* What is expected
Please write out each of the following rows verbatim, with every character unchanged.

===== Extracted information =====

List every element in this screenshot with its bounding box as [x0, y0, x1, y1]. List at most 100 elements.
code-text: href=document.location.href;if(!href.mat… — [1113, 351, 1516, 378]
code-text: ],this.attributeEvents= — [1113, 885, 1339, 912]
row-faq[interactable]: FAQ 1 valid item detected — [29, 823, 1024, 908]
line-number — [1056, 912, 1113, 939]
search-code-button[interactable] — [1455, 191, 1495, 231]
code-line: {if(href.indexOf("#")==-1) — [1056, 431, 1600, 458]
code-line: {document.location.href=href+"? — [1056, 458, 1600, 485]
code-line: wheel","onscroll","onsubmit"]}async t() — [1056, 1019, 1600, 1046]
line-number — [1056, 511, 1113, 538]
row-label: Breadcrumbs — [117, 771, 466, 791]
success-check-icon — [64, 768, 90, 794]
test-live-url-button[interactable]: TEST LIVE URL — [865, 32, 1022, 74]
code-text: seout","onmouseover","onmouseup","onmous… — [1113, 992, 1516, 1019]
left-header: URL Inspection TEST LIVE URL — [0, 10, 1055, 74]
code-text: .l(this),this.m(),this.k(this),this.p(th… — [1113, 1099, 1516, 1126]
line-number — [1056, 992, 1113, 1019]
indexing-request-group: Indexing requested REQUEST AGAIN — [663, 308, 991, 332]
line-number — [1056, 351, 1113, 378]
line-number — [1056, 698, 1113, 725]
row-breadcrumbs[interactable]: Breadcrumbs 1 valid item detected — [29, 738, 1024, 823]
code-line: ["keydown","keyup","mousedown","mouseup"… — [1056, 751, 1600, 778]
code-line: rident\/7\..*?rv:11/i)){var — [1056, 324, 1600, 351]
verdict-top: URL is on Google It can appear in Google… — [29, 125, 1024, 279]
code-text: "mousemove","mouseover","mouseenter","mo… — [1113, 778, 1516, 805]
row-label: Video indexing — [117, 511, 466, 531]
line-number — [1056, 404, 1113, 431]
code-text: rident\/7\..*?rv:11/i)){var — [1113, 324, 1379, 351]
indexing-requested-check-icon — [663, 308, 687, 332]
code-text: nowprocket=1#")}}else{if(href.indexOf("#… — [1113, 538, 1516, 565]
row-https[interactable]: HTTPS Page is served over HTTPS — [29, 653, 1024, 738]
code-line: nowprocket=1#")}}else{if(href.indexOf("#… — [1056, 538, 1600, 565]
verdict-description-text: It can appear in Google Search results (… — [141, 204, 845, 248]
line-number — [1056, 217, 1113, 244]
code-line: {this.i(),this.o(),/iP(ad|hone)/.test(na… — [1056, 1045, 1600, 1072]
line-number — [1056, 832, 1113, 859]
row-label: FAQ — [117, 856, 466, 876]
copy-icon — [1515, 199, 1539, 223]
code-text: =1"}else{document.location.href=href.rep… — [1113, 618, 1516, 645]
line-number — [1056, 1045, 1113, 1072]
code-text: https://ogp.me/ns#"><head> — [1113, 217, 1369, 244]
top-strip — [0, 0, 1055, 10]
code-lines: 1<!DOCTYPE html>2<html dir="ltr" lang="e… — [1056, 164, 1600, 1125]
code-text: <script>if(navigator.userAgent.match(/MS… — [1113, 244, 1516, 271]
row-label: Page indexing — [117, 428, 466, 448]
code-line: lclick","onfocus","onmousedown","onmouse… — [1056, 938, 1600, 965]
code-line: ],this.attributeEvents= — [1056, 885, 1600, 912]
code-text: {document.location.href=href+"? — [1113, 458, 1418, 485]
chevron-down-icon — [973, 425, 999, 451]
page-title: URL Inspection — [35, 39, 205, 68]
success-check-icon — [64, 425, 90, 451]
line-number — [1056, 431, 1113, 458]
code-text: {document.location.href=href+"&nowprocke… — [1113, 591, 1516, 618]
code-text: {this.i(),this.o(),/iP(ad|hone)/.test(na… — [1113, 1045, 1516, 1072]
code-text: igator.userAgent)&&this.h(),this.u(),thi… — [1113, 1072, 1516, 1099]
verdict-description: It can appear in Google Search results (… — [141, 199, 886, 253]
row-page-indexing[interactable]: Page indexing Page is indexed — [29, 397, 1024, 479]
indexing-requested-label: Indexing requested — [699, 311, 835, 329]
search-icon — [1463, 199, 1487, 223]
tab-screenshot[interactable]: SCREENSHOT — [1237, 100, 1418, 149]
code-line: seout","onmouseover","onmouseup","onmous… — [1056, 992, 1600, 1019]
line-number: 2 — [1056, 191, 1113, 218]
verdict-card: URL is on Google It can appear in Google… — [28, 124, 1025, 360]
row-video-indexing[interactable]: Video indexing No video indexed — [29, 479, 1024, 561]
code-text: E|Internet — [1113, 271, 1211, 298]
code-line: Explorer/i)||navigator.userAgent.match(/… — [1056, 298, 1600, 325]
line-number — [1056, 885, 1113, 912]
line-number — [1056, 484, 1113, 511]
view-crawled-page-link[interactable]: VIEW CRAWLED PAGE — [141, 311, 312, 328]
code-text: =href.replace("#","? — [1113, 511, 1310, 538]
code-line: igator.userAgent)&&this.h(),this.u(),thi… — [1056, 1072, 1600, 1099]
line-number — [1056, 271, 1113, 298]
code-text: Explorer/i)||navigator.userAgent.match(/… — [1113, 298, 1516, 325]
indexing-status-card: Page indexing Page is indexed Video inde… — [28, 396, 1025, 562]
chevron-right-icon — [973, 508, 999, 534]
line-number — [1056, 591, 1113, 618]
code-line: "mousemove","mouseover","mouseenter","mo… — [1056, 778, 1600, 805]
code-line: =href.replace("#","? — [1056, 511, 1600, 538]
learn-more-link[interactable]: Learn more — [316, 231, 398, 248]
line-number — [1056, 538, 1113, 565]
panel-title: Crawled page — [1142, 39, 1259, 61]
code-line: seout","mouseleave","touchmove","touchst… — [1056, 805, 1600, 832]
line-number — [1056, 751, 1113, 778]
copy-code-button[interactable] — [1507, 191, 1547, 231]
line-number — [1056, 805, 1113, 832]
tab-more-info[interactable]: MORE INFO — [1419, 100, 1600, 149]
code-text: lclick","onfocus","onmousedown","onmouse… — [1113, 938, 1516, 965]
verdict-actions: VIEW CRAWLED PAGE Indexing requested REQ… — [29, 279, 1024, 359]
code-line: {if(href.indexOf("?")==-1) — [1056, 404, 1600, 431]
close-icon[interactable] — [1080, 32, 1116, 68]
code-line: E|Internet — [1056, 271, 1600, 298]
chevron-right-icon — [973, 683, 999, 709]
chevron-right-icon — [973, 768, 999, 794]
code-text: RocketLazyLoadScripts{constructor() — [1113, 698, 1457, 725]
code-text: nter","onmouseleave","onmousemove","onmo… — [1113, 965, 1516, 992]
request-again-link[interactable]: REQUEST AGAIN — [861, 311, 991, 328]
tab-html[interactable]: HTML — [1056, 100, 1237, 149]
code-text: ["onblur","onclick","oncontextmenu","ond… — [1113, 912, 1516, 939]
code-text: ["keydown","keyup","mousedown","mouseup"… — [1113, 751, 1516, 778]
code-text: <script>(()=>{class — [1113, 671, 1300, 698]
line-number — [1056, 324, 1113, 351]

=====

* Task answer
List every element in this screenshot with its bounding box as [x0, y0, x1, y1]. List at most 100 elements.
code-text: href=document.location.href;if(!href.mat… — [1113, 351, 1516, 378]
code-text: ],this.attributeEvents= — [1113, 885, 1339, 912]
row-faq[interactable]: FAQ 1 valid item detected — [29, 823, 1024, 908]
line-number — [1056, 912, 1113, 939]
search-code-button[interactable] — [1455, 191, 1495, 231]
code-line: {if(href.indexOf("#")==-1) — [1056, 431, 1600, 458]
code-line: {document.location.href=href+"? — [1056, 458, 1600, 485]
code-line: wheel","onscroll","onsubmit"]}async t() — [1056, 1019, 1600, 1046]
line-number — [1056, 511, 1113, 538]
row-label: Breadcrumbs — [117, 771, 466, 791]
success-check-icon — [64, 768, 90, 794]
test-live-url-button[interactable]: TEST LIVE URL — [865, 32, 1022, 74]
code-text: seout","onmouseover","onmouseup","onmous… — [1113, 992, 1516, 1019]
left-header: URL Inspection TEST LIVE URL — [0, 10, 1055, 74]
code-text: .l(this),this.m(),this.k(this),this.p(th… — [1113, 1099, 1516, 1126]
line-number — [1056, 992, 1113, 1019]
indexing-request-group: Indexing requested REQUEST AGAIN — [663, 308, 991, 332]
line-number — [1056, 351, 1113, 378]
line-number — [1056, 698, 1113, 725]
row-breadcrumbs[interactable]: Breadcrumbs 1 valid item detected — [29, 738, 1024, 823]
code-line: ["keydown","keyup","mousedown","mouseup"… — [1056, 751, 1600, 778]
code-line: rident\/7\..*?rv:11/i)){var — [1056, 324, 1600, 351]
verdict-top: URL is on Google It can appear in Google… — [29, 125, 1024, 279]
code-text: "mousemove","mouseover","mouseenter","mo… — [1113, 778, 1516, 805]
row-label: Video indexing — [117, 511, 466, 531]
line-number — [1056, 404, 1113, 431]
code-text: rident\/7\..*?rv:11/i)){var — [1113, 324, 1379, 351]
indexing-requested-check-icon — [663, 308, 687, 332]
code-text: nowprocket=1#")}}else{if(href.indexOf("#… — [1113, 538, 1516, 565]
row-https[interactable]: HTTPS Page is served over HTTPS — [29, 653, 1024, 738]
code-line: nowprocket=1#")}}else{if(href.indexOf("#… — [1056, 538, 1600, 565]
verdict-description-text: It can appear in Google Search results (… — [141, 204, 845, 248]
line-number — [1056, 217, 1113, 244]
code-line: {this.i(),this.o(),/iP(ad|hone)/.test(na… — [1056, 1045, 1600, 1072]
line-number — [1056, 832, 1113, 859]
row-label: FAQ — [117, 856, 466, 876]
copy-icon — [1515, 199, 1539, 223]
code-text: =1"}else{document.location.href=href.rep… — [1113, 618, 1516, 645]
line-number — [1056, 1045, 1113, 1072]
code-text: https://ogp.me/ns#"><head> — [1113, 217, 1369, 244]
top-strip — [0, 0, 1055, 10]
code-lines: 1<!DOCTYPE html>2<html dir="ltr" lang="e… — [1056, 164, 1600, 1125]
code-text: <script>if(navigator.userAgent.match(/MS… — [1113, 244, 1516, 271]
row-label: Page indexing — [117, 428, 466, 448]
code-line: lclick","onfocus","onmousedown","onmouse… — [1056, 938, 1600, 965]
code-line: ],this.attributeEvents= — [1056, 885, 1600, 912]
code-text: {document.location.href=href+"? — [1113, 458, 1418, 485]
chevron-down-icon — [973, 425, 999, 451]
page-title: URL Inspection — [35, 39, 205, 68]
success-check-icon — [64, 425, 90, 451]
line-number — [1056, 431, 1113, 458]
code-text: {document.location.href=href+"&nowprocke… — [1113, 591, 1516, 618]
code-text: {this.i(),this.o(),/iP(ad|hone)/.test(na… — [1113, 1045, 1516, 1072]
code-text: igator.userAgent)&&this.h(),this.u(),thi… — [1113, 1072, 1516, 1099]
verdict-description: It can appear in Google Search results (… — [141, 199, 886, 253]
row-page-indexing[interactable]: Page indexing Page is indexed — [29, 397, 1024, 479]
indexing-requested-label: Indexing requested — [699, 311, 835, 329]
search-icon — [1463, 199, 1487, 223]
tab-screenshot[interactable]: SCREENSHOT — [1237, 100, 1418, 149]
code-line: seout","onmouseover","onmouseup","onmous… — [1056, 992, 1600, 1019]
line-number: 2 — [1056, 191, 1113, 218]
verdict-card: URL is on Google It can appear in Google… — [28, 124, 1025, 360]
row-video-indexing[interactable]: Video indexing No video indexed — [29, 479, 1024, 561]
code-text: E|Internet — [1113, 271, 1211, 298]
code-line: Explorer/i)||navigator.userAgent.match(/… — [1056, 298, 1600, 325]
line-number — [1056, 885, 1113, 912]
line-number — [1056, 484, 1113, 511]
view-crawled-page-link[interactable]: VIEW CRAWLED PAGE — [141, 311, 312, 328]
code-text: =href.replace("#","? — [1113, 511, 1310, 538]
code-line: igator.userAgent)&&this.h(),this.u(),thi… — [1056, 1072, 1600, 1099]
line-number — [1056, 271, 1113, 298]
code-text: Explorer/i)||navigator.userAgent.match(/… — [1113, 298, 1516, 325]
indexing-status-card: Page indexing Page is indexed Video inde… — [28, 396, 1025, 562]
chevron-right-icon — [973, 508, 999, 534]
line-number — [1056, 591, 1113, 618]
code-line: "mousemove","mouseover","mouseenter","mo… — [1056, 778, 1600, 805]
code-line: =href.replace("#","? — [1056, 511, 1600, 538]
learn-more-link[interactable]: Learn more — [316, 231, 398, 248]
line-number — [1056, 538, 1113, 565]
panel-title: Crawled page — [1142, 39, 1259, 61]
code-line: seout","mouseleave","touchmove","touchst… — [1056, 805, 1600, 832]
line-number — [1056, 751, 1113, 778]
copy-code-button[interactable] — [1507, 191, 1547, 231]
line-number — [1056, 805, 1113, 832]
tab-more-info[interactable]: MORE INFO — [1419, 100, 1600, 149]
code-text: lclick","onfocus","onmousedown","onmouse… — [1113, 938, 1516, 965]
verdict-actions: VIEW CRAWLED PAGE Indexing requested REQ… — [29, 279, 1024, 359]
code-line: {if(href.indexOf("?")==-1) — [1056, 404, 1600, 431]
close-icon[interactable] — [1080, 32, 1116, 68]
code-line: E|Internet — [1056, 271, 1600, 298]
chevron-right-icon — [973, 683, 999, 709]
chevron-right-icon — [973, 768, 999, 794]
code-text: RocketLazyLoadScripts{constructor() — [1113, 698, 1457, 725]
code-text: nter","onmouseleave","onmousemove","onmo… — [1113, 965, 1516, 992]
request-again-link[interactable]: REQUEST AGAIN — [861, 311, 991, 328]
tab-html[interactable]: HTML — [1056, 100, 1237, 149]
code-text: ["onblur","onclick","oncontextmenu","ond… — [1113, 912, 1516, 939]
code-text: ["keydown","keyup","mousedown","mouseup"… — [1113, 751, 1516, 778]
code-text: <script>(()=>{class — [1113, 671, 1300, 698]
line-number — [1056, 324, 1113, 351]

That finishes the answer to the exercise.